### 本文
┄┄┄┄┄┄┄┄┄┄┄┄┄┄┄┄┄┄┄┄
第62期十段戦第2局
芝野 虎丸(十段)に井山 裕太(王座)が挑戦する第62期大和ハウス杯十段戦五番勝負の第2局が3月25日に「日本棋院」で行われました。
十段戦は、囲碁の七大タイトルのひとつであります。七大タイトル以外のNHK杯や新人王戦なども「タイトル」でありますので、タイトル数には含まれることになります。
七大タイトルの序列は次のとおりです。
2024年2月現在の七大タイトルの保持者は次の3名であります。
一力 遼 (棋聖、天元、本因坊)
芝野 虎丸(名人、十段)
井山 裕太(王座、碁聖)
現在の三強であります。
ゆえに、タイトル戦もこの三者の組み合わせが多くなっています。
昨年は名人戦で芝野さんと井山さんは激突しております。その時は、4勝2敗で芝野虎丸さんが名人位を防衛いたしました。
今回は、芝野虎丸(十段)に井山裕太(王座)が挑戦いたします。
芝野 虎丸さんのご紹介
芝野虎丸さんは1999年生まれの24才。
芝野さんは、入段から史上最短での全棋士参加棋戦優勝、史上最年少での七大タイトル獲得、名人戦リーグ入り、本因坊戦リーグ入りするなど、たくさんの最年少記録を打ち立て、デビュー当時から注目の逸材でありました。
なかでも、2019年に史上最年少(19才11か月)で名人を獲得後、すぐに井山さんから王座のタイトルまで奪い、20才で二冠を達成したときには碁界に衝撃が走りました。
名人、王座、十段など、数々のタイトルを獲得し、総タイトル獲得数は現在11と三強の一角として、活躍されております。
虎丸さんは、「ヒカルの碁」のファンだったご両親の影響で、5才くらいのころから囲碁を始めたとありました。また、一力遼さんや藤沢里菜さんといっしょの「洪道場」の出身であります。
虎丸さんはデビューがとても華々しかったのに比べ、最近は少し伸び悩んでおられるような印象を私は受けます。世界をも狙える逸材と信じておりますので、もう一段の高みを目指してがんばっていただきたく思っております。
井山 裕太さんのご紹介
井山裕太さんは1989年生まれの34才。
20才で名人位についてからは、破竹の快進撃を続け、井山1強時代を築きました。
日本囲碁史上初の七冠(棋聖、名人、本因坊、王座、天元、碁聖、十段)独占を2度も達成しております。
また、年間グランドスラム(その年の七大タイトルをすべて独占)という快挙も達成し遂げております。
日本囲碁史に燦然と輝く記録であることは、間違いありません。
一時代を築いた井山さんでありますが、30才を超え、現在は、令和三羽ガラス等、新時代の挑戦者から、必死の防戦を繰り広げております。
井山さんは5才のときにテレビゲームで囲碁を覚えたとのことです。
アンケート総投票数は5票
先に実施した投票アンケート(応援するのはどっち?)の結果をお知らせいたします。
投票総数:5票
芝野虎丸さんを応援:2票(40.0%)
┄┄┄┄┄┄┄┄┄┄┄┄┄┄┄┄┄┄┄┄
### 課題
**A)** 本文のうち、「井山 裕太(王座、碁聖)」から「井山裕太さんは1989年生まれの34才。」までを、その語句も含めて一字一句そのまま書き写すこと。
**B)** 本文によると、昨年の名人戦で芝野虎丸さんは何勝何敗で名人位を防衛したか。

### 提供データ
┄┄┄┄┄┄┄┄┄┄┄┄┄┄┄┄┄┄┄┄
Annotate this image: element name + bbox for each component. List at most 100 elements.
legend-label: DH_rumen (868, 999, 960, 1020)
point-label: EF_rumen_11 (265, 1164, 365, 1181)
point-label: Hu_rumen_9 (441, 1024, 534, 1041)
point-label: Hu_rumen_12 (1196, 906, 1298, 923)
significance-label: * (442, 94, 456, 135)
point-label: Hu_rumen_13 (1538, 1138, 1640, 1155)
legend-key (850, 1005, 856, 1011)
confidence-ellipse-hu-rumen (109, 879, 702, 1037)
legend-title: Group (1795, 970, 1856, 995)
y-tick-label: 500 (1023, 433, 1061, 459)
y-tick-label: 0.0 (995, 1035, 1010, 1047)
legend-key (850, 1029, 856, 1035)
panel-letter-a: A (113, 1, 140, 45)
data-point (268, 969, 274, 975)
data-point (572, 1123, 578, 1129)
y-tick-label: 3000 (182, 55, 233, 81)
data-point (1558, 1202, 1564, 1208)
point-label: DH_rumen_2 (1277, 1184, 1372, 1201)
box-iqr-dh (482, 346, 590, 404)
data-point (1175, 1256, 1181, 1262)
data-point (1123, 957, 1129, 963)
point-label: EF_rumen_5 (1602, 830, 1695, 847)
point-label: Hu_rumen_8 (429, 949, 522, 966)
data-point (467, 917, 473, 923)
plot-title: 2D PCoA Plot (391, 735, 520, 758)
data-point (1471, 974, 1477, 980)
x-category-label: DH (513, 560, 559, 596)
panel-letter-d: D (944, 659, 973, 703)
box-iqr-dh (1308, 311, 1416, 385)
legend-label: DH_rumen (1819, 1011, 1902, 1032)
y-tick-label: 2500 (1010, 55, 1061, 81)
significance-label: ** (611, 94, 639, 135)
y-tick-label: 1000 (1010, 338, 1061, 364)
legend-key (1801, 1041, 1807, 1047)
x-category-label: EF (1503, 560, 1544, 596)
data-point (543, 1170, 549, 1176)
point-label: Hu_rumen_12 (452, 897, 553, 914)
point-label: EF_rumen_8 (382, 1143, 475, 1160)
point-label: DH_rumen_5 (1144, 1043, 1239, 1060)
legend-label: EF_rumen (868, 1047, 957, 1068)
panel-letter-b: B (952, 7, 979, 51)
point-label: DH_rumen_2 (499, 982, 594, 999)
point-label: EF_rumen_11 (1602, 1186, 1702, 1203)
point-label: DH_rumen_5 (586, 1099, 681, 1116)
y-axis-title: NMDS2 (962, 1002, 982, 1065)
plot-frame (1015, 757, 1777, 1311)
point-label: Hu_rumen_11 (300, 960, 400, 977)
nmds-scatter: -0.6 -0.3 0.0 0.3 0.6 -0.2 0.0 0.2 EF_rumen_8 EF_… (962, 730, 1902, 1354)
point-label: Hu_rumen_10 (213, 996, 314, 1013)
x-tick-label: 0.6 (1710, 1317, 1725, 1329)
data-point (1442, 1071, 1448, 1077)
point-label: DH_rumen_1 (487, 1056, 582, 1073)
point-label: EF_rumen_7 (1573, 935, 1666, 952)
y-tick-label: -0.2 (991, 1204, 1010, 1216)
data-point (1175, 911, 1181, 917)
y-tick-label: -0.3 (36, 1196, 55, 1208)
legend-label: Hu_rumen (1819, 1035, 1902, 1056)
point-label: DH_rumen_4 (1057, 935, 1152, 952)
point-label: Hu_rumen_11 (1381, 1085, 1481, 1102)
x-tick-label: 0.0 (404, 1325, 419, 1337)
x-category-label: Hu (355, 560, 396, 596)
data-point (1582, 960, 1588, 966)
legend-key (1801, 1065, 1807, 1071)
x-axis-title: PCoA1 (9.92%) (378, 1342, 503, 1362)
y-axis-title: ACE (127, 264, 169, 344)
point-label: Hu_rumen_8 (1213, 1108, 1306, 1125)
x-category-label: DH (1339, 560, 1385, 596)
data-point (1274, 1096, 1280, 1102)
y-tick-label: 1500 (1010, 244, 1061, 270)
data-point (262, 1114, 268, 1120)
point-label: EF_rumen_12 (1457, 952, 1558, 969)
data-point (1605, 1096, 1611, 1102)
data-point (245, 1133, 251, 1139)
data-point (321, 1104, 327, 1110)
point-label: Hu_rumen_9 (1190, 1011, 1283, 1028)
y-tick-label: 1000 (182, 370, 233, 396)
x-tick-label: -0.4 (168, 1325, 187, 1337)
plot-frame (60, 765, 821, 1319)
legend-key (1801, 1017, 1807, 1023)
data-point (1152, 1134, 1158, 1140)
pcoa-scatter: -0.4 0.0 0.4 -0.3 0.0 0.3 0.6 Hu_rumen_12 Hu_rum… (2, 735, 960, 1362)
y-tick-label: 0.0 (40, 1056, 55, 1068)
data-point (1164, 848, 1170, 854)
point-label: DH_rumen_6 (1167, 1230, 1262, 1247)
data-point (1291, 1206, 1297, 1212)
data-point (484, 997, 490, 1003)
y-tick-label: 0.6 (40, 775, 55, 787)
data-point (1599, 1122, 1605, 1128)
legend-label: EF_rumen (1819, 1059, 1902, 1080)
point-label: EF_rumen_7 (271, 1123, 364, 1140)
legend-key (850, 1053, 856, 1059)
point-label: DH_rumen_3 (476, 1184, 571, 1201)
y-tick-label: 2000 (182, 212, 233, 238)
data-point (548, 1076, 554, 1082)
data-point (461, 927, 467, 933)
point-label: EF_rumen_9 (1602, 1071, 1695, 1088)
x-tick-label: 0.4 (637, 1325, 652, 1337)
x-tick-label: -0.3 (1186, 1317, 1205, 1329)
┄┄┄┄┄┄┄┄┄┄┄┄┄┄┄┄┄┄┄┄
### 解答一覧
**A)**
井山 裕太(王座、碁聖)
現在の三強であります。
ゆえに、タイトル戦もこの三者の組み合わせが多くなっています。
昨年は名人戦で芝野さんと井山さんは激突しております。その時は、4勝2敗で芝野虎丸さんが名人位を防衛いたしました。
今回は、芝野虎丸(十段)に井山裕太(王座)が挑戦いたします。
芝野 虎丸さんのご紹介
芝野虎丸さんは1999年生まれの24才。
芝野さんは、入段から史上最短での全棋士参加棋戦優勝、史上最年少での七大タイトル獲得、名人戦リーグ入り、本因坊戦リーグ入りするなど、たくさんの最年少記録を打ち立て、デビュー当時から注目の逸材でありました。
なかでも、2019年に史上最年少(19才11か月)で名人を獲得後、すぐに井山さんから王座のタイトルまで奪い、20才で二冠を達成したときには碁界に衝撃が走りました。
名人、王座、十段など、数々のタイトルを獲得し、総タイトル獲得数は現在11と三強の一角として、活躍されております。
虎丸さんは、「ヒカルの碁」のファンだったご両親の影響で、5才くらいのころから囲碁を始めたとありました。また、一力遼さんや藤沢里菜さんといっしょの「洪道場」の出身であります。
虎丸さんはデビューがとても華々しかったのに比べ、最近は少し伸び悩んでおられるような印象を私は受けます。世界をも狙える逸材と信じておりますので、もう一段の高みを目指してがんばっていただきたく思っております。
井山 裕太さんのご紹介
井山裕太さんは1989年生まれの34才。

**B)** 4勝2敗